REQUIREMENT:
Identify the lines containing the word "WAIST". Copy each one.

TASK INPUTS:
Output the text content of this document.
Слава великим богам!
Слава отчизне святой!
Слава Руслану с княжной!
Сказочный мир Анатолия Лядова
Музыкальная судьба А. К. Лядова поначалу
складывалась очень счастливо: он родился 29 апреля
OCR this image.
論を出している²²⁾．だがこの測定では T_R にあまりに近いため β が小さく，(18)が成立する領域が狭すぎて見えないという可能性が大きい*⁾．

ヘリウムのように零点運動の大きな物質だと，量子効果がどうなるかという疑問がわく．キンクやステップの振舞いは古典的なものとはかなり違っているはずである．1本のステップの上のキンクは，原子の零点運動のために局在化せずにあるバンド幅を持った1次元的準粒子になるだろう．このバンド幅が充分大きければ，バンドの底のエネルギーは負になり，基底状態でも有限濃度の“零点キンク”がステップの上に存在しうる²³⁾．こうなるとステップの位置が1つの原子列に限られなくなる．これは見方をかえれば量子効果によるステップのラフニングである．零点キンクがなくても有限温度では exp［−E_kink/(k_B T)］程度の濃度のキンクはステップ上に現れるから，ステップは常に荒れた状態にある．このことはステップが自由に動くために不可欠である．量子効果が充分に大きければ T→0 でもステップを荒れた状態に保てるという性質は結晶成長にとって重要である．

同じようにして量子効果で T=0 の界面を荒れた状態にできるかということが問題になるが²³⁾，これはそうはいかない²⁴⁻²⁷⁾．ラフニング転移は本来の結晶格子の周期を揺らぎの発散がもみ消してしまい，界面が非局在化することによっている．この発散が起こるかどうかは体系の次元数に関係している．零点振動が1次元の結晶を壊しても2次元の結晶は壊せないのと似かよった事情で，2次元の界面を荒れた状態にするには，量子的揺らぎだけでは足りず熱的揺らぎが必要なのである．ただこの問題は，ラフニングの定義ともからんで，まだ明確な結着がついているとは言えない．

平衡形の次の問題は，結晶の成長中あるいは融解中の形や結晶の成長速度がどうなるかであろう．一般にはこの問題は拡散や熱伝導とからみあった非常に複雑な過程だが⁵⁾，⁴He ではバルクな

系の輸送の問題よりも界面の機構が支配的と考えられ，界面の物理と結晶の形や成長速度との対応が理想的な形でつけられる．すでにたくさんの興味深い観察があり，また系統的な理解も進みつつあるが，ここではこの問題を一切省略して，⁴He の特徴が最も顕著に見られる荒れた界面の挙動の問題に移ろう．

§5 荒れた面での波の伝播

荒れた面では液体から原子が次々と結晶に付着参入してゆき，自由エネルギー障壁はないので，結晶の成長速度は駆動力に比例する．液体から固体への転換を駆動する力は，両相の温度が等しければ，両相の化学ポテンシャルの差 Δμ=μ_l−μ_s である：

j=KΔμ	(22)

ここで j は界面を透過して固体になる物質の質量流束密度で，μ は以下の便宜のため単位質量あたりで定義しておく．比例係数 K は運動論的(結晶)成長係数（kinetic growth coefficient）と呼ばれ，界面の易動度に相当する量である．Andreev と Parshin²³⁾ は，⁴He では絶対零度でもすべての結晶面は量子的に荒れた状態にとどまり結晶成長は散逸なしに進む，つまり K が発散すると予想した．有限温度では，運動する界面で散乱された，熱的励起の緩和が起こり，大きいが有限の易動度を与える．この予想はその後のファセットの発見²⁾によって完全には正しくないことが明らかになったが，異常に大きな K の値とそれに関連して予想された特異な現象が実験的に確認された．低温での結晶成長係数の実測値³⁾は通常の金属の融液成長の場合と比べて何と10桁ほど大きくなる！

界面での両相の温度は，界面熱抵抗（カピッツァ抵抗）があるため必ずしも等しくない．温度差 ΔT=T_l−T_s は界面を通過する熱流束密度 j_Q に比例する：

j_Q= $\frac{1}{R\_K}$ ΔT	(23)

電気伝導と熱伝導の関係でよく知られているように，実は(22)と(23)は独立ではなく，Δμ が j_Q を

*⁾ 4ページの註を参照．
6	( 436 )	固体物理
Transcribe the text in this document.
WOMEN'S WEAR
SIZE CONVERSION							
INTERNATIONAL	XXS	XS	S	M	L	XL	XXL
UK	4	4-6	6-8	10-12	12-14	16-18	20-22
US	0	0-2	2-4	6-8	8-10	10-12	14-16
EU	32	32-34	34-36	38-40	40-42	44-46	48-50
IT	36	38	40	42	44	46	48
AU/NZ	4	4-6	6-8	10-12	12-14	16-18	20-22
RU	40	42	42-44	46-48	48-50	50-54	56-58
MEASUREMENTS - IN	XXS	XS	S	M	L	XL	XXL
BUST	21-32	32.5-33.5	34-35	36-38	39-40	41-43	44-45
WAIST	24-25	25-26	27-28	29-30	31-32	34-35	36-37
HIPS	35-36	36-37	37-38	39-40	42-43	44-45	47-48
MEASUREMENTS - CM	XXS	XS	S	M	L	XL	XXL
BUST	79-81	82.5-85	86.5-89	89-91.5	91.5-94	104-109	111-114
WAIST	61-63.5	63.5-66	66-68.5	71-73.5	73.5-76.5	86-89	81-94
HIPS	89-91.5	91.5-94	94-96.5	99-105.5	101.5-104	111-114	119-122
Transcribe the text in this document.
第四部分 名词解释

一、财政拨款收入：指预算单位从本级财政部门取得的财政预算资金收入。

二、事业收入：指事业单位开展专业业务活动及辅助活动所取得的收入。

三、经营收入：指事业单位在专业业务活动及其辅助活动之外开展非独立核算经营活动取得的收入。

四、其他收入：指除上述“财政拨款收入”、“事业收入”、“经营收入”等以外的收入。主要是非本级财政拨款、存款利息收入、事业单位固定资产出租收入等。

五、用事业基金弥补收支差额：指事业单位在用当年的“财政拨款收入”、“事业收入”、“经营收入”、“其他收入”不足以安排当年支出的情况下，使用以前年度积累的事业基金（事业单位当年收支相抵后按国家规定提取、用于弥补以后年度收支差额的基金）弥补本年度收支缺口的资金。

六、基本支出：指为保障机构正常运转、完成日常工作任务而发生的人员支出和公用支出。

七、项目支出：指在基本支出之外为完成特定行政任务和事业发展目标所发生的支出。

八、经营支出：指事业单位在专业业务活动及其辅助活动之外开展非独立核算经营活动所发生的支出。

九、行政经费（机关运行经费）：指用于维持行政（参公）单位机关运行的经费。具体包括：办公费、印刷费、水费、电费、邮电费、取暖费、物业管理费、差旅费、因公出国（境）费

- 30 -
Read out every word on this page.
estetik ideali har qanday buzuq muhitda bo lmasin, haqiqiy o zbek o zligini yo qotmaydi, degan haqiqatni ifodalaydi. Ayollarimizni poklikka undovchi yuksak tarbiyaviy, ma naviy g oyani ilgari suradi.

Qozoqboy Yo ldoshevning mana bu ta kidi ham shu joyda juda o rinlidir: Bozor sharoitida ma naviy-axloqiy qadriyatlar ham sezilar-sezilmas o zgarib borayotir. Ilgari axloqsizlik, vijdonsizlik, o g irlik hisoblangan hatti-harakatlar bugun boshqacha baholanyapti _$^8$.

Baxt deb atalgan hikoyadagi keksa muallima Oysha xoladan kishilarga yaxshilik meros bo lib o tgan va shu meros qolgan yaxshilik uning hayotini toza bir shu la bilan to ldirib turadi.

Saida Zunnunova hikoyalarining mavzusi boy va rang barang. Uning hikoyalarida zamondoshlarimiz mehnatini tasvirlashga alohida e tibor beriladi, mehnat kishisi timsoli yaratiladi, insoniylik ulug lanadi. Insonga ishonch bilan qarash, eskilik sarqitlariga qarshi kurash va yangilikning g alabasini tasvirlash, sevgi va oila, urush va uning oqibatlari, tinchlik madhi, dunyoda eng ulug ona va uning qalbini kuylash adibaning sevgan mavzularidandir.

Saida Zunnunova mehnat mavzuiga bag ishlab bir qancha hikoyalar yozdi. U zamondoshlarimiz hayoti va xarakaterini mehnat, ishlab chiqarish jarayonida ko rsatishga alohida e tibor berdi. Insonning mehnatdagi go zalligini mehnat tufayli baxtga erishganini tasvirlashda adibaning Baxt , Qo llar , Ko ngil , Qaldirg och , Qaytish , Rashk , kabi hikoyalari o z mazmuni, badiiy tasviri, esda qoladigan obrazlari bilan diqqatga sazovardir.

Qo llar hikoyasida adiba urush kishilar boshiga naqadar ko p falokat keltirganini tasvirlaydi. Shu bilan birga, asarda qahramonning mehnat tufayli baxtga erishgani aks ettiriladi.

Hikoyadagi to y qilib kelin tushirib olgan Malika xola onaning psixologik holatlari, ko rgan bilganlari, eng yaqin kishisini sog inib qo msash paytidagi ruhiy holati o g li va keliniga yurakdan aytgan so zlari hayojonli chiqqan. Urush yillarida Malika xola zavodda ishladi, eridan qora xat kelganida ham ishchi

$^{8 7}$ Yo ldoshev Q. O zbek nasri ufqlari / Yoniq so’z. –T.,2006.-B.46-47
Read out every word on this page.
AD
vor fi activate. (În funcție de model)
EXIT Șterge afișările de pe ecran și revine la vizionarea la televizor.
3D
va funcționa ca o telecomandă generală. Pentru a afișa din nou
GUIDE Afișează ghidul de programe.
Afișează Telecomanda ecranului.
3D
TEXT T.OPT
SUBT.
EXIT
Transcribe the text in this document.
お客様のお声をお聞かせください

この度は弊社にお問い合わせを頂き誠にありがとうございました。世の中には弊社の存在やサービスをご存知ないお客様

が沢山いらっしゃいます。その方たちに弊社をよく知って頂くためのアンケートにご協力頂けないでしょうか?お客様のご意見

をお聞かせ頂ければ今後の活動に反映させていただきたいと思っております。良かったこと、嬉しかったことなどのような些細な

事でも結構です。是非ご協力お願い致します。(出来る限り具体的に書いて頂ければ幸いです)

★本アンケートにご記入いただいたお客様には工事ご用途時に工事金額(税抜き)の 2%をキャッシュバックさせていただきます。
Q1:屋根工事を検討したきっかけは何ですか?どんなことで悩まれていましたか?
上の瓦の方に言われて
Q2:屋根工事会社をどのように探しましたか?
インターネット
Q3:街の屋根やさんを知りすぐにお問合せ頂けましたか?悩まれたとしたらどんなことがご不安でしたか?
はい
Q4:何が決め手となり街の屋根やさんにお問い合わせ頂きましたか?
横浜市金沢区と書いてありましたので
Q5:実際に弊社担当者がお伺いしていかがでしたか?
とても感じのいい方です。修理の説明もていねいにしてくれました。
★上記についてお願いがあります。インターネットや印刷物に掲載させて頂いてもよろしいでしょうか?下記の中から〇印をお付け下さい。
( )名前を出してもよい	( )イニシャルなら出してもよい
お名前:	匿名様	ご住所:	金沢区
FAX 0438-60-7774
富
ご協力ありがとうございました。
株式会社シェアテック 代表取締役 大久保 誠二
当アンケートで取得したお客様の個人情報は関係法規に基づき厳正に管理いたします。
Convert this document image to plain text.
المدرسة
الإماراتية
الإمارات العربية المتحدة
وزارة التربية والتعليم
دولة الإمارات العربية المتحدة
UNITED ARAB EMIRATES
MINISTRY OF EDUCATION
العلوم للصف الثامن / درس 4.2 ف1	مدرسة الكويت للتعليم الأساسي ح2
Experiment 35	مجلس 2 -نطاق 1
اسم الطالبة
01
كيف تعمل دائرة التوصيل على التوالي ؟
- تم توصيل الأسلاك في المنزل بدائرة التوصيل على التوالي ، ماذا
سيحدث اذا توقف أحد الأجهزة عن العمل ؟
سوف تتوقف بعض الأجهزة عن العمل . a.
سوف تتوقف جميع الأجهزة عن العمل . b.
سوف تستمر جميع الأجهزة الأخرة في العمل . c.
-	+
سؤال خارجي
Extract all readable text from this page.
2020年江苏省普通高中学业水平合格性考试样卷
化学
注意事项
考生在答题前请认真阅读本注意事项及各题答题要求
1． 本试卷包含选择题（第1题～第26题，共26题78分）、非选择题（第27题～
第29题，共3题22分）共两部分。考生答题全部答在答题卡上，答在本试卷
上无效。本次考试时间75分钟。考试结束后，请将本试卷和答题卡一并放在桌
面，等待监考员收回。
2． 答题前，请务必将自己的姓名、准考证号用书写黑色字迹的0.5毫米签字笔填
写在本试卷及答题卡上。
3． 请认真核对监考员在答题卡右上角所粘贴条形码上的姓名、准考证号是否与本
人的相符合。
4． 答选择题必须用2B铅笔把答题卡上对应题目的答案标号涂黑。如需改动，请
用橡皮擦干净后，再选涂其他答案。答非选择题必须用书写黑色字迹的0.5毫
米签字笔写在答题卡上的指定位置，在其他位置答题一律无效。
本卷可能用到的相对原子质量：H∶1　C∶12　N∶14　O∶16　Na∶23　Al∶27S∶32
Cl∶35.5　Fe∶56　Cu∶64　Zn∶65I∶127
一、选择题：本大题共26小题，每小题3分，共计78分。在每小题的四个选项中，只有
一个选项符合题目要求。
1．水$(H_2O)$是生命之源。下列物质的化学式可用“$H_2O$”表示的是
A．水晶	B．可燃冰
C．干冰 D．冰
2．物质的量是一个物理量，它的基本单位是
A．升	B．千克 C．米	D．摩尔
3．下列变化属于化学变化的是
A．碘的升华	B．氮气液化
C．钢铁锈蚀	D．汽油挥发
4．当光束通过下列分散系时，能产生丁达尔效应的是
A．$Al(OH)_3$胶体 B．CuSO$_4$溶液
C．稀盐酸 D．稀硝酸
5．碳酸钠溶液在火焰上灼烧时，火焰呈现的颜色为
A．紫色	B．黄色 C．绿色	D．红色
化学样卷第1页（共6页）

ANSWER TO THIS PROBLEM:
WAIST	24-25	25-26	27-28	29-30	31-32	34-35	36-37
WAIST	61-63.5	63.5-66	66-68.5	71-73.5	73.5-76.5	86-89	81-94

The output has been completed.